▸ CHALLENGE: Find and copy every line in the records that includes the string "this".

▸ LISTED RECORDS:

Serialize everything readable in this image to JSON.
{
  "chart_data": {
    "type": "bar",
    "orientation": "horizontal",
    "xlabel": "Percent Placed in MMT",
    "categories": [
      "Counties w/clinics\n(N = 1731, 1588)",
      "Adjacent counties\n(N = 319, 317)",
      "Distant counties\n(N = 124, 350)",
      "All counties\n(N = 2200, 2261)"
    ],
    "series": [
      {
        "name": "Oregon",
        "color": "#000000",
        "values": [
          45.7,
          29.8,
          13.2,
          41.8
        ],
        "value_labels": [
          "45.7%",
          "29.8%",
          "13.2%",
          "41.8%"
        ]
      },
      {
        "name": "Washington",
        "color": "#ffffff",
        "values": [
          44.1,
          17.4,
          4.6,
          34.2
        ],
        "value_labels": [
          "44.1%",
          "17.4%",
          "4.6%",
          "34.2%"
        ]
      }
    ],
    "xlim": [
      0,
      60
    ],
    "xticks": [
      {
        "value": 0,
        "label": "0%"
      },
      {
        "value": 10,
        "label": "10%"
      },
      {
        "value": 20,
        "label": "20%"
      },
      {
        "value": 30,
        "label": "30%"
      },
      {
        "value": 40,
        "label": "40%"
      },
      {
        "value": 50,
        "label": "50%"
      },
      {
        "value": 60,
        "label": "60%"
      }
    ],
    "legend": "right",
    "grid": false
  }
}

==

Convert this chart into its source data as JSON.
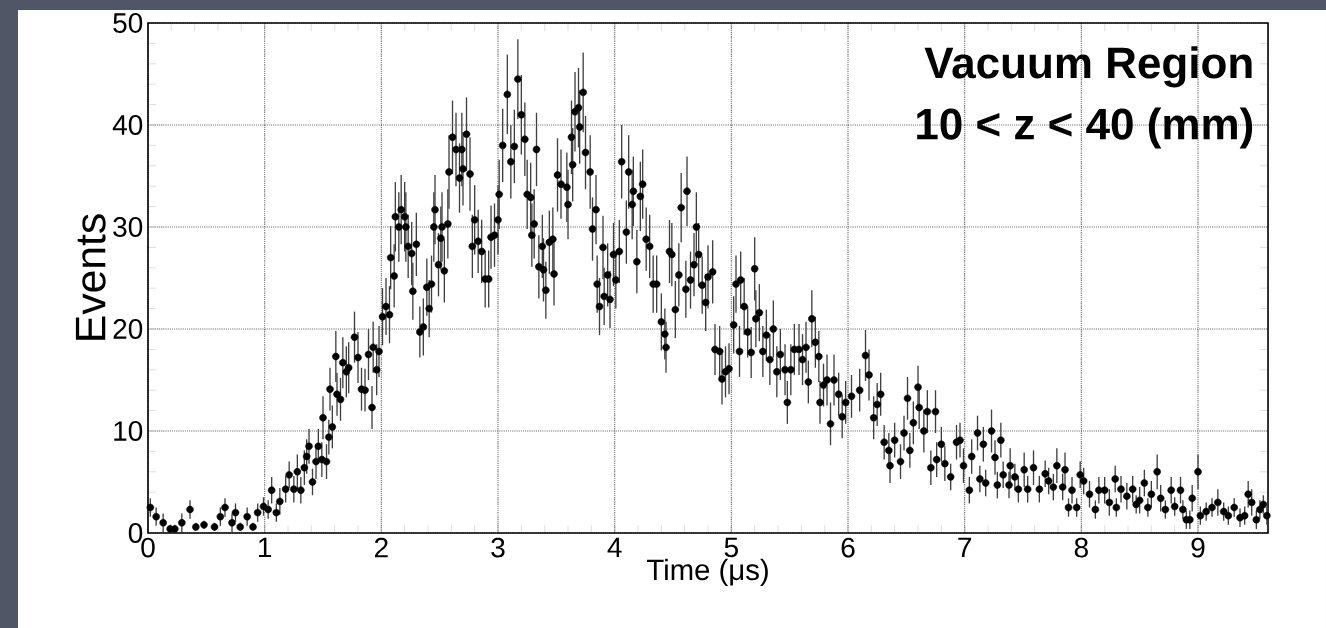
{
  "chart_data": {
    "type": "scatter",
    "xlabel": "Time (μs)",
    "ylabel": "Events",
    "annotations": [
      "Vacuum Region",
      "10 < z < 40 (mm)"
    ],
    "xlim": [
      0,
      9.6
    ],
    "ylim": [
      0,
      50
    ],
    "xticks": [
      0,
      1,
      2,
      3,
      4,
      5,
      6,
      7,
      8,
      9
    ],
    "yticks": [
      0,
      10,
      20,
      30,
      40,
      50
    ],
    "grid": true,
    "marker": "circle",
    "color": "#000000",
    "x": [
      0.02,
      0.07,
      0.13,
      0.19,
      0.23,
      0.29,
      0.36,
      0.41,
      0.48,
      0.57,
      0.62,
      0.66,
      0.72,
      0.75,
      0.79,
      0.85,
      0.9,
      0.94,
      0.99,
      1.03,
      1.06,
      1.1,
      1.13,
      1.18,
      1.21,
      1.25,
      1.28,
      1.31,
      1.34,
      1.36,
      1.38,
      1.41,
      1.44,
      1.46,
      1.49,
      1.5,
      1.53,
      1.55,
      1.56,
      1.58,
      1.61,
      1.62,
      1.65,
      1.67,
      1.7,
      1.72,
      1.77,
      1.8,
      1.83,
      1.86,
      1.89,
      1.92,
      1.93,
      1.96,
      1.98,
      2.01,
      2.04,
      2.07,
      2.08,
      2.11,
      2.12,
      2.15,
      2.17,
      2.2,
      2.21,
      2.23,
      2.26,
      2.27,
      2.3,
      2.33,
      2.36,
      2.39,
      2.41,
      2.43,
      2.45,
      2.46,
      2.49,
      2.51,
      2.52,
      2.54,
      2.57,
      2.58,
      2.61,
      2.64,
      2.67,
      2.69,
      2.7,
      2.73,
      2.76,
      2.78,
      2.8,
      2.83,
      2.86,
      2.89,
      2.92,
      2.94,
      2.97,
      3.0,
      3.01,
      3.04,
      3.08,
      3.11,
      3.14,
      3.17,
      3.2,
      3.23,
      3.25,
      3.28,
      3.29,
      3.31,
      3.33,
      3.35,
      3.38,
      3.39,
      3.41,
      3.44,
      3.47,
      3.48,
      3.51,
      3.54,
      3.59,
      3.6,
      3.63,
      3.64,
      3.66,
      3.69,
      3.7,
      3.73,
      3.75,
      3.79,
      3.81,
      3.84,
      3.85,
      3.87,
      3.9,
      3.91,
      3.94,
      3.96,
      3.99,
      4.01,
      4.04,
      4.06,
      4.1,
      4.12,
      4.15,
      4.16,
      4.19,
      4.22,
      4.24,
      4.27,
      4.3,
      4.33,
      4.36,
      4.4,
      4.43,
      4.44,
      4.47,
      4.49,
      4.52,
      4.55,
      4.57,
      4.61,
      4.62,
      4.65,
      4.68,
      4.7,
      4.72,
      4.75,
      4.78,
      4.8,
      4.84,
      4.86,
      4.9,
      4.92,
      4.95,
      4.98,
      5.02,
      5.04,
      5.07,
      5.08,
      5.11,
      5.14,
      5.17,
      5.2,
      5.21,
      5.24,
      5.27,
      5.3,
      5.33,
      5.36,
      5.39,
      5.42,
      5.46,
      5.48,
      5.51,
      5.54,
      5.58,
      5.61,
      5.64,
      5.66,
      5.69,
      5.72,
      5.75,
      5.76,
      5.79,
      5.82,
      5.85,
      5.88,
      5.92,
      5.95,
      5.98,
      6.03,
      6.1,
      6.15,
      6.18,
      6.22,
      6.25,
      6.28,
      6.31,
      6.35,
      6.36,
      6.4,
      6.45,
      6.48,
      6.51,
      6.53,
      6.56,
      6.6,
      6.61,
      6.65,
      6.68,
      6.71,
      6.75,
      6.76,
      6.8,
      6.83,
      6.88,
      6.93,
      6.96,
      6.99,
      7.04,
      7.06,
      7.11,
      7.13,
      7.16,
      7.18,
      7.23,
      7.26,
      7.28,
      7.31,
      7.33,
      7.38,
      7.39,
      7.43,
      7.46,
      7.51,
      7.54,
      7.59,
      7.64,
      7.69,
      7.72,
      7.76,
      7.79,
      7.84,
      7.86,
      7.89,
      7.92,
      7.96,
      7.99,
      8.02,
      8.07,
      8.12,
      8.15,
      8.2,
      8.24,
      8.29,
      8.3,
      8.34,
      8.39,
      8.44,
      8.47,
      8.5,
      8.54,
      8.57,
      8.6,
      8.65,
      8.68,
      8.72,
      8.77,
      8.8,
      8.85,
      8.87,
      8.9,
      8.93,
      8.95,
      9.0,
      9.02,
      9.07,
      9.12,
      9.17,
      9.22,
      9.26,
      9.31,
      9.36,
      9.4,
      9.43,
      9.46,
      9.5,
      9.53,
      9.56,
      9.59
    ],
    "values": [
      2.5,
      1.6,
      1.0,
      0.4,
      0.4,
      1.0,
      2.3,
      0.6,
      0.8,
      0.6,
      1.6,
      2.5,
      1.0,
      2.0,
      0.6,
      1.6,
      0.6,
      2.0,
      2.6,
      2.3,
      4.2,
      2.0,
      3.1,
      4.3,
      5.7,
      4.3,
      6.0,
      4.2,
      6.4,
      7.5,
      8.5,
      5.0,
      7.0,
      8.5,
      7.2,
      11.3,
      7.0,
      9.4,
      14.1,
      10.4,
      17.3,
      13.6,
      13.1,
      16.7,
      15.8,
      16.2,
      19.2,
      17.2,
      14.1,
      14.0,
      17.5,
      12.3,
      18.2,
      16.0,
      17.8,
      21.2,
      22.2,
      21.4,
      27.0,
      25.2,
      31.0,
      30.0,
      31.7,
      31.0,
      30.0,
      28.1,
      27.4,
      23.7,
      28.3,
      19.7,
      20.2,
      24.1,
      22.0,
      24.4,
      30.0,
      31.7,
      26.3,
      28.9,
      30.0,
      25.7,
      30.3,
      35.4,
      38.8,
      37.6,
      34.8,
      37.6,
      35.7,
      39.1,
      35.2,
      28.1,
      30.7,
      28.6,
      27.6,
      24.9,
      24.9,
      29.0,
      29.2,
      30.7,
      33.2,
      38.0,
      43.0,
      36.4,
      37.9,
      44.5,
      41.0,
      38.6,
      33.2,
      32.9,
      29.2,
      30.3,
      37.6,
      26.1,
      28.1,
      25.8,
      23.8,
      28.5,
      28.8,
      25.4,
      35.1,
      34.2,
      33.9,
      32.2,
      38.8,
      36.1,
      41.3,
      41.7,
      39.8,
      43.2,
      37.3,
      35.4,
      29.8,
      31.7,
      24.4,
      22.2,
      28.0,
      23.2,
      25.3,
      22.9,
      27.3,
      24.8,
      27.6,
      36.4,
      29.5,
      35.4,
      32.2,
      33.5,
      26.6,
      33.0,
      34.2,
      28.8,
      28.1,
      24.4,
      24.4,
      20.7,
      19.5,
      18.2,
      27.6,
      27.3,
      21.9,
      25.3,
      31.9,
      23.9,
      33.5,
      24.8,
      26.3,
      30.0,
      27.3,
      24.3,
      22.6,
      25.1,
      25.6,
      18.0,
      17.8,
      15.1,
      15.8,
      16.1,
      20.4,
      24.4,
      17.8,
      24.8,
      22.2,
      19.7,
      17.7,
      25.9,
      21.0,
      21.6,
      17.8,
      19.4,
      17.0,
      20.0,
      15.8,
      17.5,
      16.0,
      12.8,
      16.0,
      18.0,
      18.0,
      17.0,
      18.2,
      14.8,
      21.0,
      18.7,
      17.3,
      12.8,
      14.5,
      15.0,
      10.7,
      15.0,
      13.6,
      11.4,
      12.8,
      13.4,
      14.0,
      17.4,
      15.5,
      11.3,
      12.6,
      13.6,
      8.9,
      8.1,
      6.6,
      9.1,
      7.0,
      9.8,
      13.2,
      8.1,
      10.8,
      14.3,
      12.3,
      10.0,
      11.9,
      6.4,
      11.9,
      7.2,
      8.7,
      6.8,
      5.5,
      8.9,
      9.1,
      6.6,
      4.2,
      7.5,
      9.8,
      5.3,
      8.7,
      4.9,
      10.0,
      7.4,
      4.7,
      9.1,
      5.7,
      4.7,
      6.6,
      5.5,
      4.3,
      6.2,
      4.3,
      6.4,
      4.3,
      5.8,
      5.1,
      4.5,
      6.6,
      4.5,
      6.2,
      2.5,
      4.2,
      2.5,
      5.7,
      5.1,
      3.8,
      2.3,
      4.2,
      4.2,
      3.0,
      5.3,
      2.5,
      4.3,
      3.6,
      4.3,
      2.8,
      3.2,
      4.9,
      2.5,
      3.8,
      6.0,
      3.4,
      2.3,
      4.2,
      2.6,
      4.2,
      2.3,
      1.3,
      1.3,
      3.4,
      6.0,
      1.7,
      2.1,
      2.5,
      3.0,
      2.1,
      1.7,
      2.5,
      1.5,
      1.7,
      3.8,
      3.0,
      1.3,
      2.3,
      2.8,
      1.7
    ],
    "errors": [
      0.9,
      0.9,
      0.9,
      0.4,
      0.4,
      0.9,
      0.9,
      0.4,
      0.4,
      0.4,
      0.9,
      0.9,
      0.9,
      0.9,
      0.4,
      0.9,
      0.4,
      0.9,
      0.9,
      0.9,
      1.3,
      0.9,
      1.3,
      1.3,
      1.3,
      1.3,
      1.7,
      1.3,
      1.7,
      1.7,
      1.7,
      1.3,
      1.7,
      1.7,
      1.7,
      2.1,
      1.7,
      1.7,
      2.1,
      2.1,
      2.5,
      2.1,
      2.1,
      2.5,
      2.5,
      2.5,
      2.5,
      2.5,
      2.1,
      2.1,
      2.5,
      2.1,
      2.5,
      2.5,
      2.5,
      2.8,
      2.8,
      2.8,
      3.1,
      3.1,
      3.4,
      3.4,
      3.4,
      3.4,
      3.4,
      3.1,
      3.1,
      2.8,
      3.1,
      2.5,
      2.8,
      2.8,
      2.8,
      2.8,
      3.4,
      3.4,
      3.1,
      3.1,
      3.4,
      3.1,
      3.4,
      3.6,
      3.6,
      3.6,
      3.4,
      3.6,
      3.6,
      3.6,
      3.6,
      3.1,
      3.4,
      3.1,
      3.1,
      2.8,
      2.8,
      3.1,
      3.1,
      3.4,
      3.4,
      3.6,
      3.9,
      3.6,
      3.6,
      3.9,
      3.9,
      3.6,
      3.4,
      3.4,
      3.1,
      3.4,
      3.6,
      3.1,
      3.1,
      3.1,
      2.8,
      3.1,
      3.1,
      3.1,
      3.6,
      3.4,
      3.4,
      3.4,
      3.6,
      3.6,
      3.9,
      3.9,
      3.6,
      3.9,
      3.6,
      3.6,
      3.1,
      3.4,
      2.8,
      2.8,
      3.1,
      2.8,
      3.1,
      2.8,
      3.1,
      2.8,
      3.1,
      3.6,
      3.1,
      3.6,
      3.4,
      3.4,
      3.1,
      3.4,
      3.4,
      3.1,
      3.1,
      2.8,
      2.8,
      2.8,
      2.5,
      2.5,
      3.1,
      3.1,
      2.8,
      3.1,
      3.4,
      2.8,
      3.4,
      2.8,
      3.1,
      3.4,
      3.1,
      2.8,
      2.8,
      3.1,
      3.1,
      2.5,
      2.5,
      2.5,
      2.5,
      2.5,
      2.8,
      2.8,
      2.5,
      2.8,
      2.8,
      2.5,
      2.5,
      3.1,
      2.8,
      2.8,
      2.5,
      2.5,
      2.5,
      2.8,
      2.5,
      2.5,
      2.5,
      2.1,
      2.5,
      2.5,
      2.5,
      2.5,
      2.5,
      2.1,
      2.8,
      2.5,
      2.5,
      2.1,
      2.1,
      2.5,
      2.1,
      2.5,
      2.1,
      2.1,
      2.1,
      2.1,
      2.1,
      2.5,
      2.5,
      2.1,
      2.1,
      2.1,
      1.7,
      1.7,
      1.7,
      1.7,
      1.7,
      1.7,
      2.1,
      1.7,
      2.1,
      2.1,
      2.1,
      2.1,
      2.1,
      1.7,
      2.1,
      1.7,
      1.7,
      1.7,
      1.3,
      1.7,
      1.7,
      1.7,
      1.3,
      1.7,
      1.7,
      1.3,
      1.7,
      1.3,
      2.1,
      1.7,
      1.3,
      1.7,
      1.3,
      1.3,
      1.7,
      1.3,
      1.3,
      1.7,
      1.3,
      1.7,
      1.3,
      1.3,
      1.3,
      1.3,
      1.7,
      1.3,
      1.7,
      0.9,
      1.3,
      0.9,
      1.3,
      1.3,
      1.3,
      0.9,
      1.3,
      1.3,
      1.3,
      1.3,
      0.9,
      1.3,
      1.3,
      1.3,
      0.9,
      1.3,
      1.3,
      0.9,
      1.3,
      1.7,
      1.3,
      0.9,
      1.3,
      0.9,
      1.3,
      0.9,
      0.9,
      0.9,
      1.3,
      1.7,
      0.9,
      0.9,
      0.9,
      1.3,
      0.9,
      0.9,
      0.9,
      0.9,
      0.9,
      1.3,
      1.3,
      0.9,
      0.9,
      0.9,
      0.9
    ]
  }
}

▸ SOLUTION:
Serialize everything readable in this image to JSON.
Convert this chart into its source data as JSON.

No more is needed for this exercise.